==== Exercise inputs
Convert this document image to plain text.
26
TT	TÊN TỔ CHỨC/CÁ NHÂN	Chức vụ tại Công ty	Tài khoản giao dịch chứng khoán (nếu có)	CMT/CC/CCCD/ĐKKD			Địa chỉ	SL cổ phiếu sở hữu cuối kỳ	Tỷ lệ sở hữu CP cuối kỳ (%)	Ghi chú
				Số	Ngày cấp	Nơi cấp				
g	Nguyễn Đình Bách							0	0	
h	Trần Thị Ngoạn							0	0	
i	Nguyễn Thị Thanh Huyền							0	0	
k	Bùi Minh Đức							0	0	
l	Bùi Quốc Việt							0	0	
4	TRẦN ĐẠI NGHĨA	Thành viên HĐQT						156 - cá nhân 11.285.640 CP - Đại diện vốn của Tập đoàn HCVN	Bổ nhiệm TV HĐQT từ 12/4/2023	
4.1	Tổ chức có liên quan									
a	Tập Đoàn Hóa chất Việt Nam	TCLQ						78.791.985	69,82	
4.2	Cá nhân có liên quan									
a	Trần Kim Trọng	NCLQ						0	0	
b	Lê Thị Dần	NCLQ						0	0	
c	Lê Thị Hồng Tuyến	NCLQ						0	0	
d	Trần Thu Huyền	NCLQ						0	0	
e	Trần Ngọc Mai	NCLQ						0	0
========
(Your goal) Write out every entry above, word for word.

(The answer)
Convert this document image to plain text.
26
TT	TÊN TỔ CHỨC/CÁ NHÂN	Chức vụ tại Công ty	Tài khoản giao dịch chứng khoán (nếu có)	CMT/CC/CCCD/ĐKKD			Địa chỉ	SL cổ phiếu sở hữu cuối kỳ	Tỷ lệ sở hữu CP cuối kỳ (%)	Ghi chú
				Số	Ngày cấp	Nơi cấp				
g	Nguyễn Đình Bách							0	0	
h	Trần Thị Ngoạn							0	0	
i	Nguyễn Thị Thanh Huyền							0	0	
k	Bùi Minh Đức							0	0	
l	Bùi Quốc Việt							0	0	
4	TRẦN ĐẠI NGHĨA	Thành viên HĐQT						156 - cá nhân 11.285.640 CP - Đại diện vốn của Tập đoàn HCVN	Bổ nhiệm TV HĐQT từ 12/4/2023	
4.1	Tổ chức có liên quan									
a	Tập Đoàn Hóa chất Việt Nam	TCLQ						78.791.985	69,82	
4.2	Cá nhân có liên quan									
a	Trần Kim Trọng	NCLQ						0	0	
b	Lê Thị Dần	NCLQ						0	0	
c	Lê Thị Hồng Tuyến	NCLQ						0	0	
d	Trần Thu Huyền	NCLQ						0	0	
e	Trần Ngọc Mai	NCLQ						0	0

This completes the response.